**INSTRUCTIONS FOR THE TASK:**
Compute how many lines in the entries below contain "image", and output nothing but the number.

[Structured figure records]
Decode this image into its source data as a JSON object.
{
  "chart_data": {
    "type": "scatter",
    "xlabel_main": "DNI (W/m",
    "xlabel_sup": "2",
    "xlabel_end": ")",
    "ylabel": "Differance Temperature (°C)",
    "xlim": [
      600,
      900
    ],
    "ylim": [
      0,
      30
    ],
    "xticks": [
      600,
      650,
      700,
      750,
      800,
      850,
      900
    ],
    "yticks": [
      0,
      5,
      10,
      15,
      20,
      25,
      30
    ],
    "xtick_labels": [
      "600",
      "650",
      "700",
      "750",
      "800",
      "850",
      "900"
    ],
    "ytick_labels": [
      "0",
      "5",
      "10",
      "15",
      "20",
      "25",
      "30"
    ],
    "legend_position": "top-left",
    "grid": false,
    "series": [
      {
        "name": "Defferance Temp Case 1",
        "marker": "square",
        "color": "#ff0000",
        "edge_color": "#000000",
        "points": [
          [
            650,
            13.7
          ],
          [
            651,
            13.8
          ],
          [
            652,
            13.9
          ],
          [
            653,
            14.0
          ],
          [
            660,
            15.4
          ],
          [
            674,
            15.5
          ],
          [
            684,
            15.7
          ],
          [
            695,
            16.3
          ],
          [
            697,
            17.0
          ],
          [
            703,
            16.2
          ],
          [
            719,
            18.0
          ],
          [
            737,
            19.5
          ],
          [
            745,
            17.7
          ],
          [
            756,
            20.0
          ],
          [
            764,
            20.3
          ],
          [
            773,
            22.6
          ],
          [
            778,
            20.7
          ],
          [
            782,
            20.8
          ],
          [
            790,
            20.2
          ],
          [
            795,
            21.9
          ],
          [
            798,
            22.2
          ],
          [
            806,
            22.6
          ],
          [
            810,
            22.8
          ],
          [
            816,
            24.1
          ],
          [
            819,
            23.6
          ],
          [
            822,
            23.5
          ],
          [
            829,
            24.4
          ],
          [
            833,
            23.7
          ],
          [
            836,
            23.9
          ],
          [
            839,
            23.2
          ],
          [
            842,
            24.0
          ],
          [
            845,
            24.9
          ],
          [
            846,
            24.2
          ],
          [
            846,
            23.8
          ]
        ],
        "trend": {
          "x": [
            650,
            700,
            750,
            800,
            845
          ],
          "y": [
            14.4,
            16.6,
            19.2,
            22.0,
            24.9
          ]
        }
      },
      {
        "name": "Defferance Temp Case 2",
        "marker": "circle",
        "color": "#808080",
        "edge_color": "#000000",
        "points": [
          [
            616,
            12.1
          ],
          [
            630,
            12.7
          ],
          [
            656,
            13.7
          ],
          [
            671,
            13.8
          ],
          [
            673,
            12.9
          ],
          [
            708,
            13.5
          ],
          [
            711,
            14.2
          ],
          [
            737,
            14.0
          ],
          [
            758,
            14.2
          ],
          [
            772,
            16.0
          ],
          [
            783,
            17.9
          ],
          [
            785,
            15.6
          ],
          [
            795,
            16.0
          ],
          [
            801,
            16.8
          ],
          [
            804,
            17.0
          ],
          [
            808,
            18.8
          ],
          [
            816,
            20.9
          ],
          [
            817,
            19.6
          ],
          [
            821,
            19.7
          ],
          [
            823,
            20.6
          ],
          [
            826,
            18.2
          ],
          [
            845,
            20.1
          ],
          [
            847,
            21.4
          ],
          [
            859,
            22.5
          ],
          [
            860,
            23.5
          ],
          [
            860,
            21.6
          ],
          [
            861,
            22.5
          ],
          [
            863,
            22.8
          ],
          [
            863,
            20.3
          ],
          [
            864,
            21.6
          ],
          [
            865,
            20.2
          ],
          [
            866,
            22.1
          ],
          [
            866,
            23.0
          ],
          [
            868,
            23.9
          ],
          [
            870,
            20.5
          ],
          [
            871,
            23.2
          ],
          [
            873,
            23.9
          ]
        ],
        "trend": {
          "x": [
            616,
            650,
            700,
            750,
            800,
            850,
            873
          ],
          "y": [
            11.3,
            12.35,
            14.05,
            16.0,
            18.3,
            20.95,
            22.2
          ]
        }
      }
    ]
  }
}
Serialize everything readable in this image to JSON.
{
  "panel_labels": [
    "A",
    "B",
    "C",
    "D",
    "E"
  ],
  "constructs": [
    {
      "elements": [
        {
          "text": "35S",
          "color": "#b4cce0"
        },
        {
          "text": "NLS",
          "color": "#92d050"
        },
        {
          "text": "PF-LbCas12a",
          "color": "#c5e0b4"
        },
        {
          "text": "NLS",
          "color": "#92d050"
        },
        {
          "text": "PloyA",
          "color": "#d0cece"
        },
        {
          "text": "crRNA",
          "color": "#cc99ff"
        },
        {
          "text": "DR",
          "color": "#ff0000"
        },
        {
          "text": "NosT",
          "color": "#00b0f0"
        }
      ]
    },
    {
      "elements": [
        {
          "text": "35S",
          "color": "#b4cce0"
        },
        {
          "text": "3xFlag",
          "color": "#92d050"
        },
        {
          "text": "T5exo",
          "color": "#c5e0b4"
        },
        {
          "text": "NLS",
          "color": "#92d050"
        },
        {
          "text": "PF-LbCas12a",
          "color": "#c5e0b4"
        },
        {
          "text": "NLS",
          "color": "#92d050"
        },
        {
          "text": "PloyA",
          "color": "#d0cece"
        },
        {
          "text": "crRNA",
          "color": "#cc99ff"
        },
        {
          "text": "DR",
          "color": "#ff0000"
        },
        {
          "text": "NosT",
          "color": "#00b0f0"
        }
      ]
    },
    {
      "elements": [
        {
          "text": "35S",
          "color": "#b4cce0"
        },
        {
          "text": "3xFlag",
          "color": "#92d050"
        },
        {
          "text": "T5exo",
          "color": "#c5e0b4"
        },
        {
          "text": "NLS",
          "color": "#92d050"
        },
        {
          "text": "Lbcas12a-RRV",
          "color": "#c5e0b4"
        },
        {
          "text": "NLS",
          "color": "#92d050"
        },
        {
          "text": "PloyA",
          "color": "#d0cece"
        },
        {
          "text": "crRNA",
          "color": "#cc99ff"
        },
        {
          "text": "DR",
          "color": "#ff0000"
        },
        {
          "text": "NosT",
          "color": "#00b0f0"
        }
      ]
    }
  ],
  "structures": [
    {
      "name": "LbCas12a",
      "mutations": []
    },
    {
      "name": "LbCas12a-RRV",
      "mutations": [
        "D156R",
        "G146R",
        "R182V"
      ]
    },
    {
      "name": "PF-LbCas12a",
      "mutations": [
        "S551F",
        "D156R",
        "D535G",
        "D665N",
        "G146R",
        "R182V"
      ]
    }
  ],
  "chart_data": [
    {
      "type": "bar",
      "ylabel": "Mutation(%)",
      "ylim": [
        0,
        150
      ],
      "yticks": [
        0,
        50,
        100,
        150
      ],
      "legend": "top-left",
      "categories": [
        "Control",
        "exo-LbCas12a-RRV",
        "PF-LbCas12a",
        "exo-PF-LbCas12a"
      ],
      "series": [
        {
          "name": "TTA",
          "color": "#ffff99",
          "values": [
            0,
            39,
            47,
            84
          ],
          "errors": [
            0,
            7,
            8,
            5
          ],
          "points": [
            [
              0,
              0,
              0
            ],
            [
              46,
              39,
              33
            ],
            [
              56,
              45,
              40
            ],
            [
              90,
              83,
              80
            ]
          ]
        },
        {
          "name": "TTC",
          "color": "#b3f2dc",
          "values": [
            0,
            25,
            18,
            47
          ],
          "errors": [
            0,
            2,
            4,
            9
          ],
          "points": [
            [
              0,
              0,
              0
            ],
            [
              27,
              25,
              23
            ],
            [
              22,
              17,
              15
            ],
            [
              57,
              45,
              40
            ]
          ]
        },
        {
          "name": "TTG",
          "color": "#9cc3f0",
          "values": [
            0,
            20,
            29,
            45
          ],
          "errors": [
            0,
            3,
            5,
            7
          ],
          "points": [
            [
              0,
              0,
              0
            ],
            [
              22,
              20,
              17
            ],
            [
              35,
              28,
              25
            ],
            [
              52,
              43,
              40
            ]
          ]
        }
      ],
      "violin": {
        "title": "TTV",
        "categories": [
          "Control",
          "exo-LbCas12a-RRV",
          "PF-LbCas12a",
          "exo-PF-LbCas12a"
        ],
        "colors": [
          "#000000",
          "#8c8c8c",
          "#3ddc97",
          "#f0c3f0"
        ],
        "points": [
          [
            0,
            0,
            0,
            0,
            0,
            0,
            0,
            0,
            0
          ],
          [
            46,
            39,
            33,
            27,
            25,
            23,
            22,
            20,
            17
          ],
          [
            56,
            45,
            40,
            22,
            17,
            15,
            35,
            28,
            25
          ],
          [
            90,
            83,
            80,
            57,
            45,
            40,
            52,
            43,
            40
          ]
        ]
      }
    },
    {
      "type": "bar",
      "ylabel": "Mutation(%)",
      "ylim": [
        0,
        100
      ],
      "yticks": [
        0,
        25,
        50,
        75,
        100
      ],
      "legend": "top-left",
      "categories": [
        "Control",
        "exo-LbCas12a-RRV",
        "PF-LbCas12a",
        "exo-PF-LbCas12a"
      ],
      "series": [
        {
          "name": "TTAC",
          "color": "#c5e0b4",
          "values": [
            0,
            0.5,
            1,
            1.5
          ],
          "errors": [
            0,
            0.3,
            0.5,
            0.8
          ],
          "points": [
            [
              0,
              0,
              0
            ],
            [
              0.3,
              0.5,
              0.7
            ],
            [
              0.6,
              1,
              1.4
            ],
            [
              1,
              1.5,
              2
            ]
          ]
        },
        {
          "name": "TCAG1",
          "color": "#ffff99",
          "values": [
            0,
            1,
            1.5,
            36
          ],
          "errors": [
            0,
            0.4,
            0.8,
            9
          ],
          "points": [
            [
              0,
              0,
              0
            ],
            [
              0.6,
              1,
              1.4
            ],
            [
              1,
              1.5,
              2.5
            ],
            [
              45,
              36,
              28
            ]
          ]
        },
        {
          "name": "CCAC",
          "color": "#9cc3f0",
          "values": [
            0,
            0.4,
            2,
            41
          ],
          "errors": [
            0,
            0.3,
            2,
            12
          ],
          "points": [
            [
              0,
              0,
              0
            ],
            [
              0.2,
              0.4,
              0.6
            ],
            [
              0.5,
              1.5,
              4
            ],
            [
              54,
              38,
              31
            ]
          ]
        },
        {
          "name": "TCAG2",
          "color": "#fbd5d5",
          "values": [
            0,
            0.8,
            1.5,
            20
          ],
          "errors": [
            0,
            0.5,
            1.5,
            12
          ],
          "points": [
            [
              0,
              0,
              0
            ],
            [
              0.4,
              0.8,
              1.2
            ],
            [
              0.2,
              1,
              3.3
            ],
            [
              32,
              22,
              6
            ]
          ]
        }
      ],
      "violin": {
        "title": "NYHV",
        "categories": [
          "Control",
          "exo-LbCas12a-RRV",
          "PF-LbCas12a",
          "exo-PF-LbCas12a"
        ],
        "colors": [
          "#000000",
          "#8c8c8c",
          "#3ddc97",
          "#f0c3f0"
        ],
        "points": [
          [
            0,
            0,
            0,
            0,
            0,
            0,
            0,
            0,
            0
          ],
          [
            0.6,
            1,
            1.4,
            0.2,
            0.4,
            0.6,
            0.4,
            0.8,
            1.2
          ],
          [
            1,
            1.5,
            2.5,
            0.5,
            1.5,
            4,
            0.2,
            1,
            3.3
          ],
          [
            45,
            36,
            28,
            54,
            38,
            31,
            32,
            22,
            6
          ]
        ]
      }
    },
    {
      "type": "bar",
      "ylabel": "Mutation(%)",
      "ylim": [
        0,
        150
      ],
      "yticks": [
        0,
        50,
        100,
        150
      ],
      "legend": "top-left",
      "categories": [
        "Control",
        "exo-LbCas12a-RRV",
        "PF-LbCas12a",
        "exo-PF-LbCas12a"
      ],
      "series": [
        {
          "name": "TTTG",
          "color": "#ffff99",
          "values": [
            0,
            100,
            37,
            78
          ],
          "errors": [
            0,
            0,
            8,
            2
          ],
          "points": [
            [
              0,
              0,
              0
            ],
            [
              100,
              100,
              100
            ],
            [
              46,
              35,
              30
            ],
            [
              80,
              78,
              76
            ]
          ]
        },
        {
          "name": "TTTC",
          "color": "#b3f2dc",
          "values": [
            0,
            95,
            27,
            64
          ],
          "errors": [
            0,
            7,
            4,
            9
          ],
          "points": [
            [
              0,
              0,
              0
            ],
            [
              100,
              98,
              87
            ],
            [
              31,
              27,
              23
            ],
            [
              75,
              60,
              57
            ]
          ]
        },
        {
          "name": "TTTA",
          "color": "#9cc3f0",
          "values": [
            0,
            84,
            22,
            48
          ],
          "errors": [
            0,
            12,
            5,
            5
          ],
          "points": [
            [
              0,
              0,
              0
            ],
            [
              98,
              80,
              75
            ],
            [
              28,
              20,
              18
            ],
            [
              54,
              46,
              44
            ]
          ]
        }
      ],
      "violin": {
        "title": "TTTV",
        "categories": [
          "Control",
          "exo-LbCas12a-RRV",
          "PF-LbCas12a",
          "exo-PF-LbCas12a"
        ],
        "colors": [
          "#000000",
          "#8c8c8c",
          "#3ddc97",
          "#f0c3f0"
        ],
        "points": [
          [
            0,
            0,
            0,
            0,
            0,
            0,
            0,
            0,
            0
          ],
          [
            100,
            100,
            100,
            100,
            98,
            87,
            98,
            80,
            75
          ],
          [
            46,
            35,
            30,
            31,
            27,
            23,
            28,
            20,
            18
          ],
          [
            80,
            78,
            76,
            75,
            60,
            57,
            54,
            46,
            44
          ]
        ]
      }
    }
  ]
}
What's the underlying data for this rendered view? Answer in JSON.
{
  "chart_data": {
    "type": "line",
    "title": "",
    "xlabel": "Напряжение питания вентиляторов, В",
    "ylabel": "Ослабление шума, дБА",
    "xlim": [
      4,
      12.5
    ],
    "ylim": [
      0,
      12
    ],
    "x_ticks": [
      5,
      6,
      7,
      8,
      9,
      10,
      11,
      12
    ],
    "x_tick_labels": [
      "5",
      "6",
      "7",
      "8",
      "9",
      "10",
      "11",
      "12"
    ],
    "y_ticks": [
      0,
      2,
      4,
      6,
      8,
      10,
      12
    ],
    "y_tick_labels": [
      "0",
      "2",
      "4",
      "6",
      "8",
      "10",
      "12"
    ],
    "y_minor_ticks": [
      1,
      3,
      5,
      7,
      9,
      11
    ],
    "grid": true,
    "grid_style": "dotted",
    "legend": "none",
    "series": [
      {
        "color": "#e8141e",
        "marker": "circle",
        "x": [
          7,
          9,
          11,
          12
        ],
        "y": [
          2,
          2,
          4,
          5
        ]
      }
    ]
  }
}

**COMPLETE RESPONSE:**
2